• [Exercise objective]: Locate the lines that hold the string "from". Copy every such line.

═════ Input rows

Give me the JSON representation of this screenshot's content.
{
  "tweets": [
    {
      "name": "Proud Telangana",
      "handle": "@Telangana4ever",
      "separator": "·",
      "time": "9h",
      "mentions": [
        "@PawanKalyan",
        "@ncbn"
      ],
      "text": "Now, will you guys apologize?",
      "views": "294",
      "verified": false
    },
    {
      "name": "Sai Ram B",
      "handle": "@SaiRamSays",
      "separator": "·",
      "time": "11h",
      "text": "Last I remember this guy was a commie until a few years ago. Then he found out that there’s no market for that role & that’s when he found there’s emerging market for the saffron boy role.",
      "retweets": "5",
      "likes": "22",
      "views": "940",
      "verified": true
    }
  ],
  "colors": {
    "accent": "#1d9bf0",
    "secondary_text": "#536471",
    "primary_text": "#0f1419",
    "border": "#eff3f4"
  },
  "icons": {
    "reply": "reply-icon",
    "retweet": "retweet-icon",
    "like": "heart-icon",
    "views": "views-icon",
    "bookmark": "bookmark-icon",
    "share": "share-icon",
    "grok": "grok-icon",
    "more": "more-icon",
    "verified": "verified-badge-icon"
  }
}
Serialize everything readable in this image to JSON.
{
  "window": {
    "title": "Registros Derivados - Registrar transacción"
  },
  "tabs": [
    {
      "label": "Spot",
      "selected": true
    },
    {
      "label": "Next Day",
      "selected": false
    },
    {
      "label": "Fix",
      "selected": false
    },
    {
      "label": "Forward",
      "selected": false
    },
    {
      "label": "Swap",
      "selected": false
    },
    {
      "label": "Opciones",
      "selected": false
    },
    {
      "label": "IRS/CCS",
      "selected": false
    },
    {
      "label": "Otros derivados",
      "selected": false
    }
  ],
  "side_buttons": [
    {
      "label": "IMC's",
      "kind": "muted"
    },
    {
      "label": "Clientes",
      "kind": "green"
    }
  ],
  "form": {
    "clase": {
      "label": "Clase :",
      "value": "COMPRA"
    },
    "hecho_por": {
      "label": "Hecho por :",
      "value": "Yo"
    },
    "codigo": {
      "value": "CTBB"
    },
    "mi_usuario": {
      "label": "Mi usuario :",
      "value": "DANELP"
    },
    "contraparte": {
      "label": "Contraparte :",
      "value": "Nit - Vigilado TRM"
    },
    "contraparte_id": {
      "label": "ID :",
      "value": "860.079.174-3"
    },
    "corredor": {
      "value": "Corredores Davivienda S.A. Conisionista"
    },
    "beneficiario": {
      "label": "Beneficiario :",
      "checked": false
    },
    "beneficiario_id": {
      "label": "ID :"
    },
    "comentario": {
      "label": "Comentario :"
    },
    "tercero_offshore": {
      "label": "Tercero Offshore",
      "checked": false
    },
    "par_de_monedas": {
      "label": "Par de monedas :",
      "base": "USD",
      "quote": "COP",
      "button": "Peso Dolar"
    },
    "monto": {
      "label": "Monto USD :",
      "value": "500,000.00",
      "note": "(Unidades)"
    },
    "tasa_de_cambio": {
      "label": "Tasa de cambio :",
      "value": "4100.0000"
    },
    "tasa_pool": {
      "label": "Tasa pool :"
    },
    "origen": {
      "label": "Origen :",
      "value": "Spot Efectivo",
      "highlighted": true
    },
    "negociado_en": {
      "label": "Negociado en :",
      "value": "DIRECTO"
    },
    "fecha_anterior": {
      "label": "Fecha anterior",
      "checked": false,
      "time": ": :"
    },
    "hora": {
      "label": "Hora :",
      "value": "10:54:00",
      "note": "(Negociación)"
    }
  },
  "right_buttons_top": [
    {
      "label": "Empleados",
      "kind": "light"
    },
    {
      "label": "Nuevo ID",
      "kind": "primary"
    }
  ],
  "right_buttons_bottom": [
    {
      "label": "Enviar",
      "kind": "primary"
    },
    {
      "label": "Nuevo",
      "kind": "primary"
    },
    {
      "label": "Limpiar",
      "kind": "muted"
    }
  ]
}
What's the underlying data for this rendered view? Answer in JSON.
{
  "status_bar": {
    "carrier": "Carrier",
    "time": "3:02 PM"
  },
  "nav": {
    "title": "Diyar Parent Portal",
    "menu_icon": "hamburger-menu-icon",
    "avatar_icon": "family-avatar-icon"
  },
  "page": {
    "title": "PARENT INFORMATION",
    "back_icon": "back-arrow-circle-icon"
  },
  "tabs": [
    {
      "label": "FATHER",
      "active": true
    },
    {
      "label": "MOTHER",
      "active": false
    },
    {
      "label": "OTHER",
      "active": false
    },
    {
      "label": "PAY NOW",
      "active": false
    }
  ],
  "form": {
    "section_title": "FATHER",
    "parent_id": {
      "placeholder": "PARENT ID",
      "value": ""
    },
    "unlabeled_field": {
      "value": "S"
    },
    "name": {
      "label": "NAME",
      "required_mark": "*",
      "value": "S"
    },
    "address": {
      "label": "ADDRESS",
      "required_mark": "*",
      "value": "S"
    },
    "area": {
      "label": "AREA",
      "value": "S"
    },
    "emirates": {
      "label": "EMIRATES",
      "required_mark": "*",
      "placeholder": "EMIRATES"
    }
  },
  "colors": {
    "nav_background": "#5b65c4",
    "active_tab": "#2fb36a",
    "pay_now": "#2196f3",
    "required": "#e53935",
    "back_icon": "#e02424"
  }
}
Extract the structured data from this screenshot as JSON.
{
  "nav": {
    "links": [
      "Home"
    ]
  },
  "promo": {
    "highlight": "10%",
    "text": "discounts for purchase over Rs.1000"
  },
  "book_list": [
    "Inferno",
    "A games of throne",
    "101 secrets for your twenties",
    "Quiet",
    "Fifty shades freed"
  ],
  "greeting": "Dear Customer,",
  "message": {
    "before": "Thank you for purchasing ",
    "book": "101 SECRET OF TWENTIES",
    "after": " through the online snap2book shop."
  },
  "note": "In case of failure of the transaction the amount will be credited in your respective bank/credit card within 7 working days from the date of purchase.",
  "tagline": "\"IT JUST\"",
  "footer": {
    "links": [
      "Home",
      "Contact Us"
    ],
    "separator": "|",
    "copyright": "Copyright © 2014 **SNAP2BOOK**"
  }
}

══════════

• [Solved exercise]:
Extract the structured data from this screenshot as JSON.
  "note": "In case of failure of the transaction the amount will be credited in your respective bank/credit card within 7 working days from the date of purchase.",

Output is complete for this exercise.